- Data listing:
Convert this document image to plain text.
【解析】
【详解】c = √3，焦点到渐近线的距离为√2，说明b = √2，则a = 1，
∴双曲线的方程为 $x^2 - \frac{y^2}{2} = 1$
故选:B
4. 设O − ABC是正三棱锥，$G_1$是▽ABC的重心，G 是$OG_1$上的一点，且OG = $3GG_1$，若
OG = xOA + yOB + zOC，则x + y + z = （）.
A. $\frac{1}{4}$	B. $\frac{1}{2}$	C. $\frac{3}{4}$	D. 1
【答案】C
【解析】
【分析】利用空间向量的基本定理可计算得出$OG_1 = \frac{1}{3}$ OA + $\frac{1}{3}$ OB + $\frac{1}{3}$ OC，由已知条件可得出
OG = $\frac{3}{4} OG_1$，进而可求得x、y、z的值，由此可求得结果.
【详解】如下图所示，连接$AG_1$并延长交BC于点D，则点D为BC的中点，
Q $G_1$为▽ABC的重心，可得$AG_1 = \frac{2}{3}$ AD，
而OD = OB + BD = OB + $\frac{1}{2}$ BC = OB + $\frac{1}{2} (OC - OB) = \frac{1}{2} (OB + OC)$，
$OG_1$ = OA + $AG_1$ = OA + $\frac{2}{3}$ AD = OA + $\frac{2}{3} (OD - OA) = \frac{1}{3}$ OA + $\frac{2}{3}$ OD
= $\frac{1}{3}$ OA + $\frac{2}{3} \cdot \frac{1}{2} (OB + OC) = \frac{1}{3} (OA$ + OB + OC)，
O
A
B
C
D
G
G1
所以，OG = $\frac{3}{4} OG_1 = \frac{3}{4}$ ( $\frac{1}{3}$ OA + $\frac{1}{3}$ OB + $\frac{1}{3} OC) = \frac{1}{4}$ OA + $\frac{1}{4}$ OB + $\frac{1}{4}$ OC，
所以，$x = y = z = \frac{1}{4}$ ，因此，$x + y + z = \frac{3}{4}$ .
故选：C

- Work to do: Copy all of the data. Keep every word exactly as it is.

- Worked answer:
Convert this document image to plain text.
【解析】
【详解】c = √3，焦点到渐近线的距离为√2，说明b = √2，则a = 1，
∴双曲线的方程为 $x^2 - \frac{y^2}{2} = 1$
故选:B
4. 设O − ABC是正三棱锥，$G_1$是▽ABC的重心，G 是$OG_1$上的一点，且OG = $3GG_1$，若
OG = xOA + yOB + zOC，则x + y + z = （）.
A. $\frac{1}{4}$	B. $\frac{1}{2}$	C. $\frac{3}{4}$	D. 1
【答案】C
【解析】
【分析】利用空间向量的基本定理可计算得出$OG_1 = \frac{1}{3}$ OA + $\frac{1}{3}$ OB + $\frac{1}{3}$ OC，由已知条件可得出
OG = $\frac{3}{4} OG_1$，进而可求得x、y、z的值，由此可求得结果.
【详解】如下图所示，连接$AG_1$并延长交BC于点D，则点D为BC的中点，
Q $G_1$为▽ABC的重心，可得$AG_1 = \frac{2}{3}$ AD，
而OD = OB + BD = OB + $\frac{1}{2}$ BC = OB + $\frac{1}{2} (OC - OB) = \frac{1}{2} (OB + OC)$，
$OG_1$ = OA + $AG_1$ = OA + $\frac{2}{3}$ AD = OA + $\frac{2}{3} (OD - OA) = \frac{1}{3}$ OA + $\frac{2}{3}$ OD
= $\frac{1}{3}$ OA + $\frac{2}{3} \cdot \frac{1}{2} (OB + OC) = \frac{1}{3} (OA$ + OB + OC)，
O
A
B
C
D
G
G1
所以，OG = $\frac{3}{4} OG_1 = \frac{3}{4}$ ( $\frac{1}{3}$ OA + $\frac{1}{3}$ OB + $\frac{1}{3} OC) = \frac{1}{4}$ OA + $\frac{1}{4}$ OB + $\frac{1}{4}$ OC，
所以，$x = y = z = \frac{1}{4}$ ，因此，$x + y + z = \frac{3}{4}$ .
故选：C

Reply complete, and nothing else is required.